═════ Supplied entries
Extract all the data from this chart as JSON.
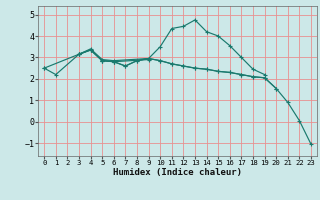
{
  "xlabel": "Humidex (Indice chaleur)",
  "background_color": "#cce8e8",
  "grid_color": "#e89090",
  "line_color": "#1a7a6e",
  "xlim": [
    -0.5,
    23.5
  ],
  "ylim": [
    -1.6,
    5.4
  ],
  "yticks": [
    -1,
    0,
    1,
    2,
    3,
    4,
    5
  ],
  "xticks": [
    0,
    1,
    2,
    3,
    4,
    5,
    6,
    7,
    8,
    9,
    10,
    11,
    12,
    13,
    14,
    15,
    16,
    17,
    18,
    19,
    20,
    21,
    22,
    23
  ],
  "lines": [
    {
      "x": [
        0,
        1,
        3,
        4,
        5,
        6,
        9,
        10,
        11,
        12,
        13,
        14,
        15,
        16,
        17,
        18,
        19
      ],
      "y": [
        2.5,
        2.2,
        3.15,
        3.4,
        2.9,
        2.85,
        2.95,
        3.5,
        4.35,
        4.45,
        4.75,
        4.2,
        4.0,
        3.55,
        3.0,
        2.45,
        2.2
      ]
    },
    {
      "x": [
        0,
        3,
        4,
        5,
        6,
        9
      ],
      "y": [
        2.5,
        3.15,
        3.35,
        2.85,
        2.8,
        2.9
      ]
    },
    {
      "x": [
        3,
        4,
        5,
        6,
        7,
        8,
        9,
        10,
        11,
        12,
        13,
        14,
        15,
        16,
        17,
        18,
        19,
        20
      ],
      "y": [
        3.15,
        3.35,
        2.85,
        2.8,
        2.6,
        2.85,
        2.95,
        2.85,
        2.7,
        2.6,
        2.5,
        2.45,
        2.35,
        2.3,
        2.2,
        2.1,
        2.05,
        1.55
      ]
    },
    {
      "x": [
        3,
        4,
        5,
        6,
        7,
        8,
        9,
        10,
        11,
        12,
        13,
        14,
        15,
        16,
        17,
        18,
        19,
        20,
        21,
        22,
        23
      ],
      "y": [
        3.15,
        3.35,
        2.85,
        2.8,
        2.6,
        2.85,
        2.95,
        2.85,
        2.7,
        2.6,
        2.5,
        2.45,
        2.35,
        2.3,
        2.2,
        2.1,
        2.05,
        1.55,
        0.9,
        0.05,
        -1.05
      ]
    }
  ]
}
══════════
Images do not belong in the copy; reproduce all other parts of the records above verbatim.

# Completed exercise:
Extract all the data from this chart as JSON.
{
  "xlabel": "Humidex (Indice chaleur)",
  "background_color": "#cce8e8",
  "grid_color": "#e89090",
  "line_color": "#1a7a6e",
  "xlim": [
    -0.5,
    23.5
  ],
  "ylim": [
    -1.6,
    5.4
  ],
  "yticks": [
    -1,
    0,
    1,
    2,
    3,
    4,
    5
  ],
  "xticks": [
    0,
    1,
    2,
    3,
    4,
    5,
    6,
    7,
    8,
    9,
    10,
    11,
    12,
    13,
    14,
    15,
    16,
    17,
    18,
    19,
    20,
    21,
    22,
    23
  ],
  "lines": [
    {
      "x": [
        0,
        1,
        3,
        4,
        5,
        6,
        9,
        10,
        11,
        12,
        13,
        14,
        15,
        16,
        17,
        18,
        19
      ],
      "y": [
        2.5,
        2.2,
        3.15,
        3.4,
        2.9,
        2.85,
        2.95,
        3.5,
        4.35,
        4.45,
        4.75,
        4.2,
        4.0,
        3.55,
        3.0,
        2.45,
        2.2
      ]
    },
    {
      "x": [
        0,
        3,
        4,
        5,
        6,
        9
      ],
      "y": [
        2.5,
        3.15,
        3.35,
        2.85,
        2.8,
        2.9
      ]
    },
    {
      "x": [
        3,
        4,
        5,
        6,
        7,
        8,
        9,
        10,
        11,
        12,
        13,
        14,
        15,
        16,
        17,
        18,
        19,
        20
      ],
      "y": [
        3.15,
        3.35,
        2.85,
        2.8,
        2.6,
        2.85,
        2.95,
        2.85,
        2.7,
        2.6,
        2.5,
        2.45,
        2.35,
        2.3,
        2.2,
        2.1,
        2.05,
        1.55
      ]
    },
    {
      "x": [
        3,
        4,
        5,
        6,
        7,
        8,
        9,
        10,
        11,
        12,
        13,
        14,
        15,
        16,
        17,
        18,
        19,
        20,
        21,
        22,
        23
      ],
      "y": [
        3.15,
        3.35,
        2.85,
        2.8,
        2.6,
        2.85,
        2.95,
        2.85,
        2.7,
        2.6,
        2.5,
        2.45,
        2.35,
        2.3,
        2.2,
        2.1,
        2.05,
        1.55,
        0.9,
        0.05,
        -1.05
      ]
    }
  ]
}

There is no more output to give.